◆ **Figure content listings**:

===============

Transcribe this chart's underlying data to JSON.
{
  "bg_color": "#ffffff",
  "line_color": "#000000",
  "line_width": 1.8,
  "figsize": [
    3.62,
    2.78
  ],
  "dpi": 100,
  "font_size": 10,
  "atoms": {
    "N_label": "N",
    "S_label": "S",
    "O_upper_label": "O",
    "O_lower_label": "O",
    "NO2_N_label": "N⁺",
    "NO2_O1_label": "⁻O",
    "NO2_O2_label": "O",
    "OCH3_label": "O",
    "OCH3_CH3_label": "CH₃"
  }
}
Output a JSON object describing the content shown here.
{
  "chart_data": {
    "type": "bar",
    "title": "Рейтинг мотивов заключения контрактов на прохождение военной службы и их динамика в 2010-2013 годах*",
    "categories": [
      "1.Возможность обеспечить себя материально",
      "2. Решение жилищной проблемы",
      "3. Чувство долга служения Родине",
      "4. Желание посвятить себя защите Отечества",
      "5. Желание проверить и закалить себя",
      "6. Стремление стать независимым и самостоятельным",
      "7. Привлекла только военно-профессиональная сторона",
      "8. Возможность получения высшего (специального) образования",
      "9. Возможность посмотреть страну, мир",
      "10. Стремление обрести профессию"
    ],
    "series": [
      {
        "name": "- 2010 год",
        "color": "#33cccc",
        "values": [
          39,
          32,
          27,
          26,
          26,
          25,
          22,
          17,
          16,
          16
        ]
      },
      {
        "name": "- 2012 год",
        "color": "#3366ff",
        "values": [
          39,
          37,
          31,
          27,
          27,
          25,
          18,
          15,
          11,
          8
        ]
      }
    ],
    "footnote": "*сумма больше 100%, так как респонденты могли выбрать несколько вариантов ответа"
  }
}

===============

◆ **Goal of the exercise**: Check the records above line by line and tally those holding the string "JSON". Answer with the number only.

◆ **Solution to the problem**: 2